▸ **DATA SHOWN**

┌──

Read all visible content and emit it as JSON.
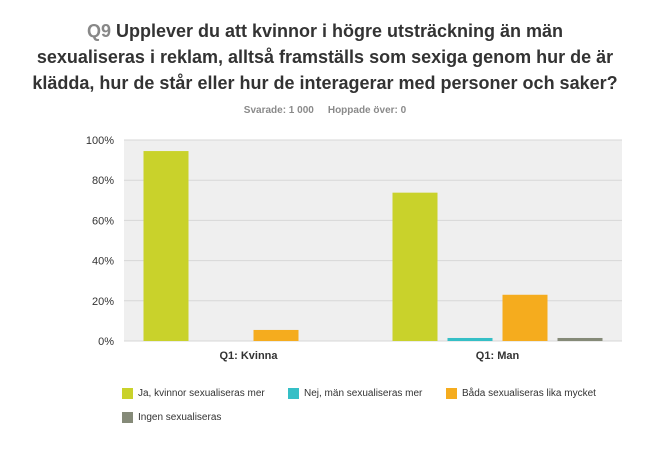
{
  "question": {
    "number": "Q9",
    "text_lines": [
      "Upplever du att kvinnor i högre utsträckning än män",
      "sexualiseras i reklam, alltså framställs som sexiga genom hur de är",
      "klädda, hur de står eller hur de interagerar med personer och saker?"
    ]
  },
  "stats": {
    "answered": "Svarade: 1 000",
    "skipped": "Hoppade över: 0"
  },
  "colors": {
    "plot_bg": "#efefef",
    "grid": "#d7d7d7"
  },
  "chart_data": {
    "type": "bar",
    "categories": [
      "Q1: Kvinna",
      "Q1: Man"
    ],
    "series": [
      {
        "name": "Ja, kvinnor sexualiseras mer",
        "color": "#c9d22b",
        "values": [
          94.5,
          73.8
        ]
      },
      {
        "name": "Nej, män sexualiseras mer",
        "color": "#35bfc6",
        "values": [
          0,
          1.5
        ]
      },
      {
        "name": "Båda sexualiseras lika mycket",
        "color": "#f5ac1e",
        "values": [
          5.5,
          23.0
        ]
      },
      {
        "name": "Ingen sexualiseras",
        "color": "#858a78",
        "values": [
          0,
          1.5
        ]
      }
    ],
    "yticks": [
      "0%",
      "20%",
      "40%",
      "60%",
      "80%",
      "100%"
    ],
    "ylim": [
      0,
      100
    ],
    "grid": true,
    "legend_position": "bottom"
  }
}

└──

▸ **HOW TO COMPLETE THIS TASK**
A single figure is the whole answer: the number of lines in the material above where the string "kvinnor" occurs.

▸ **RESULT OF THIS EXERCISE**
2